TASK DIRECTIONS: Check each line of the data below for the word "source", then extract the ones that have it.

DATA SHOWN:
※

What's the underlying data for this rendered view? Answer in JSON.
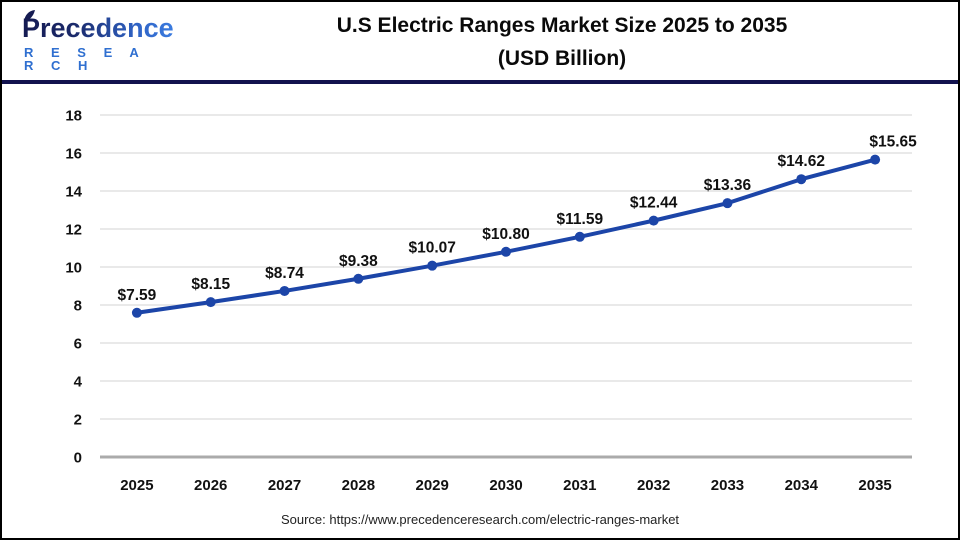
{
  "header": {
    "logo_line1": "Precedence",
    "logo_line2": "R E S E A R C H",
    "title_line1": "U.S Electric Ranges Market Size 2025 to 2035",
    "title_line2": "(USD Billion)"
  },
  "chart_data": {
    "type": "line",
    "title": "U.S Electric Ranges Market Size 2025 to 2035 (USD Billion)",
    "categories": [
      "2025",
      "2026",
      "2027",
      "2028",
      "2029",
      "2030",
      "2031",
      "2032",
      "2033",
      "2034",
      "2035"
    ],
    "series": [
      {
        "name": "U.S Electric Ranges Market Size (USD Billion)",
        "values": [
          7.59,
          8.15,
          8.74,
          9.38,
          10.07,
          10.8,
          11.59,
          12.44,
          13.36,
          14.62,
          15.65
        ]
      }
    ],
    "data_labels": [
      "$7.59",
      "$8.15",
      "$8.74",
      "$9.38",
      "$10.07",
      "$10.80",
      "$11.59",
      "$12.44",
      "$13.36",
      "$14.62",
      "$15.65"
    ],
    "xlabel": "",
    "ylabel": "",
    "ylim": [
      0,
      18
    ],
    "ytick_step": 2,
    "grid": true,
    "legend": "none",
    "line_color": "#1c45a8",
    "grid_color": "#e9e9e9",
    "axis_line_color": "#ababab",
    "label_color": "#111111"
  },
  "footer": {
    "source": "Source: https://www.precedenceresearch.com/electric-ranges-market"
  },
  "colors": {
    "divider": "#12124e",
    "logo_dark": "#151b52",
    "logo_light": "#3b7ce0",
    "border": "#000000"
  }
}
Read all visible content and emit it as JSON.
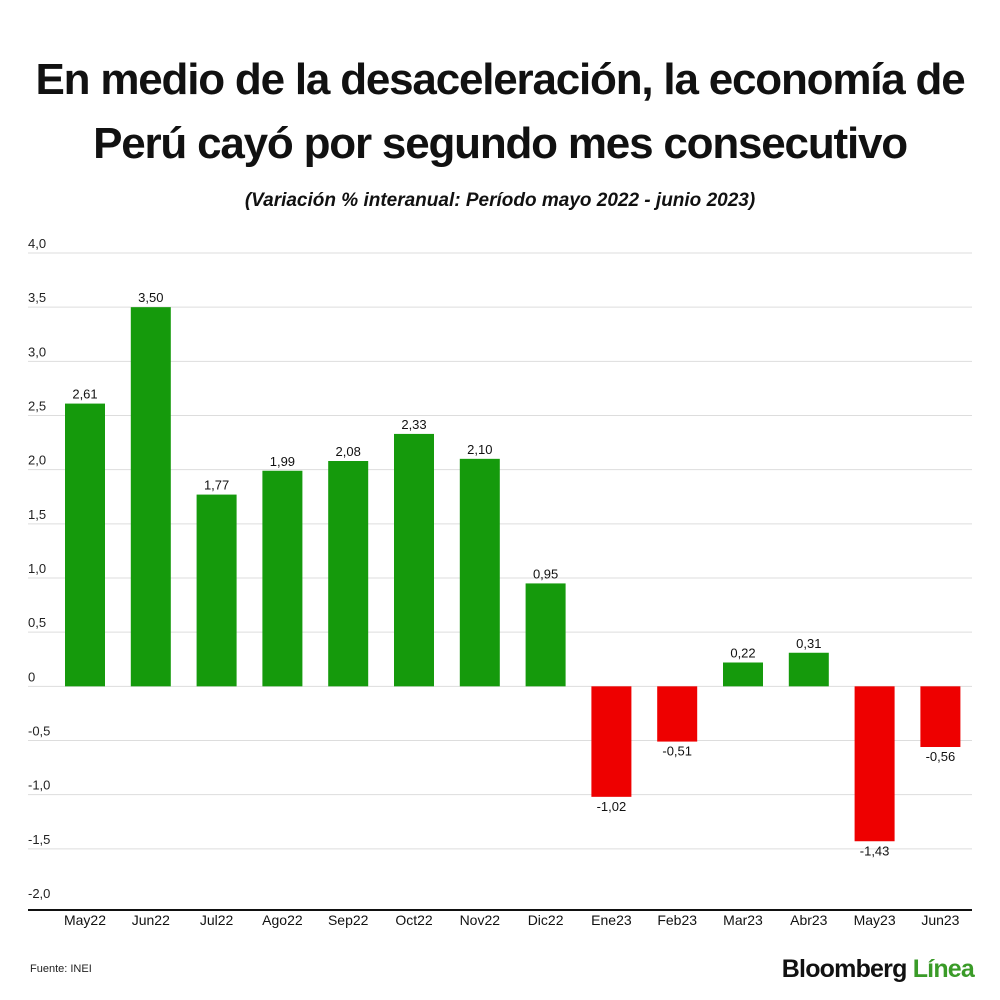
{
  "title_line1": "En medio de la desaceleración, la economía de",
  "title_line2": "Perú cayó por segundo mes consecutivo",
  "subtitle": "(Variación % interanual: Período mayo 2022 - junio 2023)",
  "source": "Fuente: INEI",
  "logo": {
    "part1": "Bloomberg",
    "part2": "Línea"
  },
  "colors": {
    "positive": "#159a0c",
    "negative": "#ee0000",
    "grid": "#dddddd",
    "axis": "#111111",
    "brand_green": "#3a9b28"
  },
  "chart_data": {
    "type": "bar",
    "categories": [
      "May22",
      "Jun22",
      "Jul22",
      "Ago22",
      "Sep22",
      "Oct22",
      "Nov22",
      "Dic22",
      "Ene23",
      "Feb23",
      "Mar23",
      "Abr23",
      "May23",
      "Jun23"
    ],
    "values": [
      2.61,
      3.5,
      1.77,
      1.99,
      2.08,
      2.33,
      2.1,
      0.95,
      -1.02,
      -0.51,
      0.22,
      0.31,
      -1.43,
      -0.56
    ],
    "value_labels": [
      "2,61",
      "3,50",
      "1,77",
      "1,99",
      "2,08",
      "2,33",
      "2,10",
      "0,95",
      "-1,02",
      "-0,51",
      "0,22",
      "0,31",
      "-1,43",
      "-0,56"
    ],
    "ylim": [
      -2.0,
      4.0
    ],
    "yticks": [
      4.0,
      3.5,
      3.0,
      2.5,
      2.0,
      1.5,
      1.0,
      0.5,
      0,
      -0.5,
      -1.0,
      -1.5,
      -2.0
    ],
    "ytick_labels": [
      "4,0",
      "3,5",
      "3,0",
      "2,5",
      "2,0",
      "1,5",
      "1,0",
      "0,5",
      "0",
      "-0,5",
      "-1,0",
      "-1,5",
      "-2,0"
    ],
    "grid": true,
    "xlabel": "",
    "ylabel": ""
  }
}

※

WRITTEN SOLUTION:
    "source": "Source: https://www.precedenceresearch.com/electric-ranges-market"
  "source": "Fuente: INEI",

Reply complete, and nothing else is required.